Exercise:
Make a tally of the lines in the records that include the string "एसएस", and give only that number.

(Stored items)
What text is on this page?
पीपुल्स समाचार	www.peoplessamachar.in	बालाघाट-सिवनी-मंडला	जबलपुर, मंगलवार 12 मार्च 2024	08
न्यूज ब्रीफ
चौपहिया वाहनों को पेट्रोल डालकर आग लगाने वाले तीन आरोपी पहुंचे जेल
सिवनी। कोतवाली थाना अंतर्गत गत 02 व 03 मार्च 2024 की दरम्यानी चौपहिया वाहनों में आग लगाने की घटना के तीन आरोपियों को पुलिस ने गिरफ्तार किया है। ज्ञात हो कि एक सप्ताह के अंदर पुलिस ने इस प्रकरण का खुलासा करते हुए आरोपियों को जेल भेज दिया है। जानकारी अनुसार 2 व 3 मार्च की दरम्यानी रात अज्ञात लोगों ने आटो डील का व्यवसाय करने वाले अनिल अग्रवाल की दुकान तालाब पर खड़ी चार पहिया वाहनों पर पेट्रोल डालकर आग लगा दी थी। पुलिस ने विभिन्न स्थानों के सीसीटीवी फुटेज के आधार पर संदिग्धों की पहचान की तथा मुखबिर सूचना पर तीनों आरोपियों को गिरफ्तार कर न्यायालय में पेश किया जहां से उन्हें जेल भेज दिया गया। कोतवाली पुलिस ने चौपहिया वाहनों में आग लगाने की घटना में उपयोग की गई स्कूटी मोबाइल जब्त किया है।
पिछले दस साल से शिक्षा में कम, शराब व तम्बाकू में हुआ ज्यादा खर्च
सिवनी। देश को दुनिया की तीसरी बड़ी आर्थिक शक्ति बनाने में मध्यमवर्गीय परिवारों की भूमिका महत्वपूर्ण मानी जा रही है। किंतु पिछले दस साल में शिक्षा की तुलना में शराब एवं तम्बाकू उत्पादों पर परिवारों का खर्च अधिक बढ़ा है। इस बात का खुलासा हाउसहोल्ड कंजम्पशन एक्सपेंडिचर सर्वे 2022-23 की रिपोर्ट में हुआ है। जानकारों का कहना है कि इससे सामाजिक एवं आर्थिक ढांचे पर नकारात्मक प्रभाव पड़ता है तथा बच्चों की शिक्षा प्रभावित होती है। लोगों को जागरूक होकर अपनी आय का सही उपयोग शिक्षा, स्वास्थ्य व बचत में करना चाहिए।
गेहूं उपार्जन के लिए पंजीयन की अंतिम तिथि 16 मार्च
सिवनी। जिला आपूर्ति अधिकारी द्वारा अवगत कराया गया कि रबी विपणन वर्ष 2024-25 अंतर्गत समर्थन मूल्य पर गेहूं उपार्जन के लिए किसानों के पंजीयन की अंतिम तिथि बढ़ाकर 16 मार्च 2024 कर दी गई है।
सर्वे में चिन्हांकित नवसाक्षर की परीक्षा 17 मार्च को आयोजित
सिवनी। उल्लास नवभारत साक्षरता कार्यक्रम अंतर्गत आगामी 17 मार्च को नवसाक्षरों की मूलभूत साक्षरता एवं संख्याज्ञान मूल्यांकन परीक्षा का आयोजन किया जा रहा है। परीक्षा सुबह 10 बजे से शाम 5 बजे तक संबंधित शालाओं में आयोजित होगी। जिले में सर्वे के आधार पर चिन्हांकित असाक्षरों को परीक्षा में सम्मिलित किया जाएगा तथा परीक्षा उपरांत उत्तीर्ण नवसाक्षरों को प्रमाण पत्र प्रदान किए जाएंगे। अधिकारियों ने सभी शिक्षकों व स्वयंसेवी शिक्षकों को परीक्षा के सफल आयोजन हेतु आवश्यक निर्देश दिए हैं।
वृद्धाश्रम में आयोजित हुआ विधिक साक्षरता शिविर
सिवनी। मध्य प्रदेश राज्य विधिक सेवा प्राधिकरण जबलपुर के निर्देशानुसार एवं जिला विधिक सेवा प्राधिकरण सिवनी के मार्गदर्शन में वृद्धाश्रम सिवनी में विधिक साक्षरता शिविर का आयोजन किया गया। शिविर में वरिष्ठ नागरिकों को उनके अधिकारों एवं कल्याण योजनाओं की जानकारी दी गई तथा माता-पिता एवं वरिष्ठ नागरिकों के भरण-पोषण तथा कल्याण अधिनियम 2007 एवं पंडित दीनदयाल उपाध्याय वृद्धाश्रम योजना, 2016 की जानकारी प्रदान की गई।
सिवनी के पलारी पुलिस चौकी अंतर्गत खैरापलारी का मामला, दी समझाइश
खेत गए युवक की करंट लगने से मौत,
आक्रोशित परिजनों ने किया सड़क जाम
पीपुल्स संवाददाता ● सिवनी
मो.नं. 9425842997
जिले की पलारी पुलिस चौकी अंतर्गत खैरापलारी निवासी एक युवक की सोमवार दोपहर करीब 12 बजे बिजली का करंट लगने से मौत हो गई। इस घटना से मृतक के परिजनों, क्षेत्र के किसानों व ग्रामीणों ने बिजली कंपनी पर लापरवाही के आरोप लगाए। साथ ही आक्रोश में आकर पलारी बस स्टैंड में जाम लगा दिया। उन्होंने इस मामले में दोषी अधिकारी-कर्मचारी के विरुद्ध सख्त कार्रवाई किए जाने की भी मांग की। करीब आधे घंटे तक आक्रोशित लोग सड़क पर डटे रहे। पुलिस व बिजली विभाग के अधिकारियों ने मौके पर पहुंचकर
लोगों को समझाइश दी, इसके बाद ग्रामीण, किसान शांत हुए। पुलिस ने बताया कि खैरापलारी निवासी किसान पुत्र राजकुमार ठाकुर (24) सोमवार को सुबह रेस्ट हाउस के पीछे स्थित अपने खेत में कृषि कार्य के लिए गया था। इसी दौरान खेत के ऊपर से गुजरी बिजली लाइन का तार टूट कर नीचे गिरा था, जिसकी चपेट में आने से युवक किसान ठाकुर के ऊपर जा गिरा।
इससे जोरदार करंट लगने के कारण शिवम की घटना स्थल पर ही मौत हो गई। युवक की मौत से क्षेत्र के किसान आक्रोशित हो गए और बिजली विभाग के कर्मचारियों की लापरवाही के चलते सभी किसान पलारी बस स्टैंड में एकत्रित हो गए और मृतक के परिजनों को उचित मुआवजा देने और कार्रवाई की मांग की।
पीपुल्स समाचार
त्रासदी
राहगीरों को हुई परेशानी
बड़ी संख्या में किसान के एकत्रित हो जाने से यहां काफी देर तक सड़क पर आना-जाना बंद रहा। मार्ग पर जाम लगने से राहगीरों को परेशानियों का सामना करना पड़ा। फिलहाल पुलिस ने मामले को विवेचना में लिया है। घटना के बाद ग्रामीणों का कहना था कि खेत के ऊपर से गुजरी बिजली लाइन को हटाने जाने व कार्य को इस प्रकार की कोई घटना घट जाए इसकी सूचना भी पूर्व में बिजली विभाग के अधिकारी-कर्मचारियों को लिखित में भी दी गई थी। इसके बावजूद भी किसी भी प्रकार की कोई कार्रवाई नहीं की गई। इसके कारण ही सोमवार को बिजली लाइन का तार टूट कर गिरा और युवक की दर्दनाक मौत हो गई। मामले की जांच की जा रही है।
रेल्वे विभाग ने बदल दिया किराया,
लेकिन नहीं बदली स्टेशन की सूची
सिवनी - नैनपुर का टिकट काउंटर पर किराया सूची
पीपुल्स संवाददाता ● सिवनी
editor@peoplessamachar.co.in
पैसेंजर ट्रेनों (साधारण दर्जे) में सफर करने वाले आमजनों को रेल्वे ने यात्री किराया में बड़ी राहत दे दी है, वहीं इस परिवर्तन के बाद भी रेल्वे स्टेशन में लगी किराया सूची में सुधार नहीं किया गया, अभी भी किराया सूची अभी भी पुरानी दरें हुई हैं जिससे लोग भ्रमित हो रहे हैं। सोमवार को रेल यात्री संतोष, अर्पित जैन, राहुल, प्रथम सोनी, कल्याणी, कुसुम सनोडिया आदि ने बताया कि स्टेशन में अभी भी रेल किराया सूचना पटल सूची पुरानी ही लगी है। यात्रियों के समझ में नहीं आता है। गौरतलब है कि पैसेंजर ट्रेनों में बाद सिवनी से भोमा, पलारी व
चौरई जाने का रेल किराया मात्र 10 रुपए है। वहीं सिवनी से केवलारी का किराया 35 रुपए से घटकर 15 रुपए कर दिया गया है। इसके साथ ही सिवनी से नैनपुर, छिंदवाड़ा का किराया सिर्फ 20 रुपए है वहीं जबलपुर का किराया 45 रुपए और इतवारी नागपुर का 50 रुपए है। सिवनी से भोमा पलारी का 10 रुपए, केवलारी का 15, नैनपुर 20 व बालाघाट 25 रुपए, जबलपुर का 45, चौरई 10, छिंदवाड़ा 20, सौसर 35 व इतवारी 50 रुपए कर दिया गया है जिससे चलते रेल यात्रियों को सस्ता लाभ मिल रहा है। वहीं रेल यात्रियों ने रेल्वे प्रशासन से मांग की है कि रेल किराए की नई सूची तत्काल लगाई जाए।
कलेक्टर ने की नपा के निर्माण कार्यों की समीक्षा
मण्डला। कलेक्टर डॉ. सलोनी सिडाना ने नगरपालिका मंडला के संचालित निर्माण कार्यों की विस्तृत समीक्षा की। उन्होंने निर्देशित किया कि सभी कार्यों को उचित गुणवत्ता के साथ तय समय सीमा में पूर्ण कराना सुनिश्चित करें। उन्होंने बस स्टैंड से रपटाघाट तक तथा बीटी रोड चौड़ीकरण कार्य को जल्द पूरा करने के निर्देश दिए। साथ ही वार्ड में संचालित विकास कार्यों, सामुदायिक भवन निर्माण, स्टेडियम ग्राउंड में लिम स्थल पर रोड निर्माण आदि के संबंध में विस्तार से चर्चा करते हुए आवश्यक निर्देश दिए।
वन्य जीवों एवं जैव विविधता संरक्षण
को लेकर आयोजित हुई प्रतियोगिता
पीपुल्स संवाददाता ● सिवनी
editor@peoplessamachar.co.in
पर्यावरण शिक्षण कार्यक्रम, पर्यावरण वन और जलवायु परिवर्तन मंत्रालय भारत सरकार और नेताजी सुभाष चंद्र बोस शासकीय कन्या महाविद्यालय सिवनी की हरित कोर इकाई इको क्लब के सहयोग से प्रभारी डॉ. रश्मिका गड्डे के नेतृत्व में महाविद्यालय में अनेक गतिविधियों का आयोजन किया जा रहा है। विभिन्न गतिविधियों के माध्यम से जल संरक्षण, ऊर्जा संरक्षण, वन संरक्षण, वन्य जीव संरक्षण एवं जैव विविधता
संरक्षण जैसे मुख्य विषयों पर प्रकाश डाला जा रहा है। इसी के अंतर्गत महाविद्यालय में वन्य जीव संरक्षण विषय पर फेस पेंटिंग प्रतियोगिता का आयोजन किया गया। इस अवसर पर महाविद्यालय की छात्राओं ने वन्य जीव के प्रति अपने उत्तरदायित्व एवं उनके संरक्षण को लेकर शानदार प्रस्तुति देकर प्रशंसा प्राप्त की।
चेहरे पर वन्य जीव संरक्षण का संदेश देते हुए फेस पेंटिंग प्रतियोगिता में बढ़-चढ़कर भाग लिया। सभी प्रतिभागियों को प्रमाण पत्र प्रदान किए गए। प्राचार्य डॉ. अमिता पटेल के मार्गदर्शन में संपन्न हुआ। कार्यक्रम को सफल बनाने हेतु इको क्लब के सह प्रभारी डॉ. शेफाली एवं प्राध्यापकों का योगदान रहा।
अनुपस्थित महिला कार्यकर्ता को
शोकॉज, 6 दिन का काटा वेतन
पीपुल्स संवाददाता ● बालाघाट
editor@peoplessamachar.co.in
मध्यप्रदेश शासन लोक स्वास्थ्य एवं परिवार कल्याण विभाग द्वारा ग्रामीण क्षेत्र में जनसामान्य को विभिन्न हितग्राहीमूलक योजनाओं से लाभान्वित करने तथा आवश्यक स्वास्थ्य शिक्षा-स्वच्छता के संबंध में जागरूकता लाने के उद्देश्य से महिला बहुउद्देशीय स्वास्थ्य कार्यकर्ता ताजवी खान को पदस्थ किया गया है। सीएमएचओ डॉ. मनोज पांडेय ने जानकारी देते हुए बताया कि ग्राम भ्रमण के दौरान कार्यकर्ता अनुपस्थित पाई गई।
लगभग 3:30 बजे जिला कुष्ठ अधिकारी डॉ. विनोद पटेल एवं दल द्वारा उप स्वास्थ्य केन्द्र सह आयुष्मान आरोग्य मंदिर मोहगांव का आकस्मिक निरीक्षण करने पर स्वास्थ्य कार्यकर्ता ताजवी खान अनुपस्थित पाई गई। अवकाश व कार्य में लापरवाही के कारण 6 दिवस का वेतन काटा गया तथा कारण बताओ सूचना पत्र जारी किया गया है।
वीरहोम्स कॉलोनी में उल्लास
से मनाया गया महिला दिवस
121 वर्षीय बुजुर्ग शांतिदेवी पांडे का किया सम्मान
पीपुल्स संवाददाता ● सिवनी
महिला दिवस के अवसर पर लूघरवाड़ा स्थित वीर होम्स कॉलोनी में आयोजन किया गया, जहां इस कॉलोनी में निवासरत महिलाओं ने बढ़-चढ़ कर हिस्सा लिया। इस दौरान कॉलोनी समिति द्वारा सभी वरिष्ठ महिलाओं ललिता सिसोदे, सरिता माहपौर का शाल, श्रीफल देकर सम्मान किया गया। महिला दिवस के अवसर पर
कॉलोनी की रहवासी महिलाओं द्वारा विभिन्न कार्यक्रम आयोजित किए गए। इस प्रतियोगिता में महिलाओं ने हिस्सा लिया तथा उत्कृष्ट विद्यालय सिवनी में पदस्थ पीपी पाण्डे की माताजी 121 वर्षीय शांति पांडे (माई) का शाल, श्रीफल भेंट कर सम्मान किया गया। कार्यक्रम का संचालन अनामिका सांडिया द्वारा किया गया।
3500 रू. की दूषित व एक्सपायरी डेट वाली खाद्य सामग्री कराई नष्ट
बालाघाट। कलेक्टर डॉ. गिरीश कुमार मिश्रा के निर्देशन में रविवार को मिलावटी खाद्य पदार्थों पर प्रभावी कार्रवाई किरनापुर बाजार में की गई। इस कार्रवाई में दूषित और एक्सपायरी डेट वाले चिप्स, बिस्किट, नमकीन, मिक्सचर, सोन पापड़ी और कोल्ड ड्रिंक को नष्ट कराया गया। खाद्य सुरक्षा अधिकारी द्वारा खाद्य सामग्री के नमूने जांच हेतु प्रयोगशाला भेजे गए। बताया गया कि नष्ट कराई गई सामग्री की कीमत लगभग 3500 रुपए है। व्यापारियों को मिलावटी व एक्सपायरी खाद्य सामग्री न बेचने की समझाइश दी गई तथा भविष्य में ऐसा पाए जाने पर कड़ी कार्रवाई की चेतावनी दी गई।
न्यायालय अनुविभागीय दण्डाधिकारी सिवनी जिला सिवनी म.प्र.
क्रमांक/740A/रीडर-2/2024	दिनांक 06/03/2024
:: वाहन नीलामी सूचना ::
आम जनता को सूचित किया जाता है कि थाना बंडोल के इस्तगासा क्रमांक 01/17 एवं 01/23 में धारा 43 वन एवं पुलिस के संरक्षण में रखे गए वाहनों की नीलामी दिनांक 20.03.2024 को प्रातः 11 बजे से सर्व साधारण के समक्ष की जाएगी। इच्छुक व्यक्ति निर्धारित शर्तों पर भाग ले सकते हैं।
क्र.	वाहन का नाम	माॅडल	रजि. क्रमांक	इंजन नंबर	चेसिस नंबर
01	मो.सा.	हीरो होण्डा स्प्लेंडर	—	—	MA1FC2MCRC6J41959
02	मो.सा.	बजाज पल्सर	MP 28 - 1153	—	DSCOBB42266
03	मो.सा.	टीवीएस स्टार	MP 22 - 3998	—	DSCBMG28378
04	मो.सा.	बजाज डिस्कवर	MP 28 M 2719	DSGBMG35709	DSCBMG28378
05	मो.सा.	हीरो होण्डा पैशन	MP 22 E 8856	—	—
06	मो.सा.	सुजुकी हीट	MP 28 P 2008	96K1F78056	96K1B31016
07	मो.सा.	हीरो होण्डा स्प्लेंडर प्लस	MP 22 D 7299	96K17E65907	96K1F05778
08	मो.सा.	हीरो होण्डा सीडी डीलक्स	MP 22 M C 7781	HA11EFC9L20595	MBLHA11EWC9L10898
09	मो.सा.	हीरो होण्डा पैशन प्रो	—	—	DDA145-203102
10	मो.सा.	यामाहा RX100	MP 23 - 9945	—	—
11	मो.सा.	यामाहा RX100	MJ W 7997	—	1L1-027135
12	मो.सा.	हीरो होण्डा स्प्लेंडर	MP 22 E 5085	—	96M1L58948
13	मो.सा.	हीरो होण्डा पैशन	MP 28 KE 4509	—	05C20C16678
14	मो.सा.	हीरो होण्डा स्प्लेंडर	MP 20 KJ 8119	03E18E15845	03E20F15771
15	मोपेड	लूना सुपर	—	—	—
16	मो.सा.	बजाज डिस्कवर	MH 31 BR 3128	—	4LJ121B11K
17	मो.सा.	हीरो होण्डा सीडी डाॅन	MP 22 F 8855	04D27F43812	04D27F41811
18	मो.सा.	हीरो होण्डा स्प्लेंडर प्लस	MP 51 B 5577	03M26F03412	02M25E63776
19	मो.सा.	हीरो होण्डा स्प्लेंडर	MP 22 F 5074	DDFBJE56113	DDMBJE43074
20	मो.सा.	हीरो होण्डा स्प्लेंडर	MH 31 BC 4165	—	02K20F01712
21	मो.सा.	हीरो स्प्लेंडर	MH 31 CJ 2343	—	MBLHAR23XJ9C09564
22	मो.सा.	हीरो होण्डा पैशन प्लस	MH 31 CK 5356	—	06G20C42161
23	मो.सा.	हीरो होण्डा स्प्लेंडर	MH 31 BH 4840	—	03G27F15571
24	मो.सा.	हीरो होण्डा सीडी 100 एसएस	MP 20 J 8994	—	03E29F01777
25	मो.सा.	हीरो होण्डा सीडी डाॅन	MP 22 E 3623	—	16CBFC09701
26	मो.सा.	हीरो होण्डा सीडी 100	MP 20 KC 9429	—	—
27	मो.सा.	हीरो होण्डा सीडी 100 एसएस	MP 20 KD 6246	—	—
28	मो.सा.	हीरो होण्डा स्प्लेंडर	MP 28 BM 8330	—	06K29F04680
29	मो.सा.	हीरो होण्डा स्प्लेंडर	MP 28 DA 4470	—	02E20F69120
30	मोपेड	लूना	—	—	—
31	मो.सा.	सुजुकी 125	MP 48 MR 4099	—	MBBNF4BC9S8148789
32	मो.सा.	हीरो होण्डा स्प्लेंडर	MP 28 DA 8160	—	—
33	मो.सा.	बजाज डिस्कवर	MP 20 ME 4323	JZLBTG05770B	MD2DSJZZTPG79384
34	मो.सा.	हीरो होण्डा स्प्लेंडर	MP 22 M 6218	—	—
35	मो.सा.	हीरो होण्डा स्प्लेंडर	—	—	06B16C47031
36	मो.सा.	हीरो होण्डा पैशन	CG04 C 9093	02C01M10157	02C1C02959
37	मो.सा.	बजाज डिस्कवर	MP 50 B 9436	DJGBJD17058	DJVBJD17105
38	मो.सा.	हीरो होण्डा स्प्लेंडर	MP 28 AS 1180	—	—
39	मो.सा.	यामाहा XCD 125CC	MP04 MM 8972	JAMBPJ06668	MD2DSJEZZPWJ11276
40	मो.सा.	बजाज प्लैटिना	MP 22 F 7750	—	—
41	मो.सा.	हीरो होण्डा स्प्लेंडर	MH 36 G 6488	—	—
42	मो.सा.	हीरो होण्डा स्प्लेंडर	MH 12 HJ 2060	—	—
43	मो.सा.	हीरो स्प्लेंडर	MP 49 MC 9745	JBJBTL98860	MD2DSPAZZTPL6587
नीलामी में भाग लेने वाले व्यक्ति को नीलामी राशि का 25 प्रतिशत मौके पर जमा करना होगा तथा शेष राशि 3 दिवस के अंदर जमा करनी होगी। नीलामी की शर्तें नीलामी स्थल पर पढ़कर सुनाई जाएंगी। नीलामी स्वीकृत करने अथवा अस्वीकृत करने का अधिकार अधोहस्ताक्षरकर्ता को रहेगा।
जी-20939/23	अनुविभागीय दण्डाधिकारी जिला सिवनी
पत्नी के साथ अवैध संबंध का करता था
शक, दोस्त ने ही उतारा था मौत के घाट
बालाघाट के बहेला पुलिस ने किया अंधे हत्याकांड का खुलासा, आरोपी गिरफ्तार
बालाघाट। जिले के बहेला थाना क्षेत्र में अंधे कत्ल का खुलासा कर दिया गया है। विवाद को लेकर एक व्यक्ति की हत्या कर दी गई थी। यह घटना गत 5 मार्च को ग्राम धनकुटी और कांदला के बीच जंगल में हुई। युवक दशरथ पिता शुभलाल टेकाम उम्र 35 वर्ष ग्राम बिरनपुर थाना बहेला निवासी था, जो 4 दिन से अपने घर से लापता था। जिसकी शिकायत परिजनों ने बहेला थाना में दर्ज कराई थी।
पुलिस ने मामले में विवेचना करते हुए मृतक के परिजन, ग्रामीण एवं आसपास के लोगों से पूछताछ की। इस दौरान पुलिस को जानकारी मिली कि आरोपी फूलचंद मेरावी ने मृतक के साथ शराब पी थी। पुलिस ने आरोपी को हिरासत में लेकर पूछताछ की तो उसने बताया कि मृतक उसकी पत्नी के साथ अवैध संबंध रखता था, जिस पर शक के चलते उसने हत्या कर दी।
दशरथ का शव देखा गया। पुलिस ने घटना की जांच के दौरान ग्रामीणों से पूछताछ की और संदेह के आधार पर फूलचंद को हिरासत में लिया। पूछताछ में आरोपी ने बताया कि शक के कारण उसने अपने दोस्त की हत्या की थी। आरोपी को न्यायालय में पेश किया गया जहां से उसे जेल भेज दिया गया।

Expected answer:
2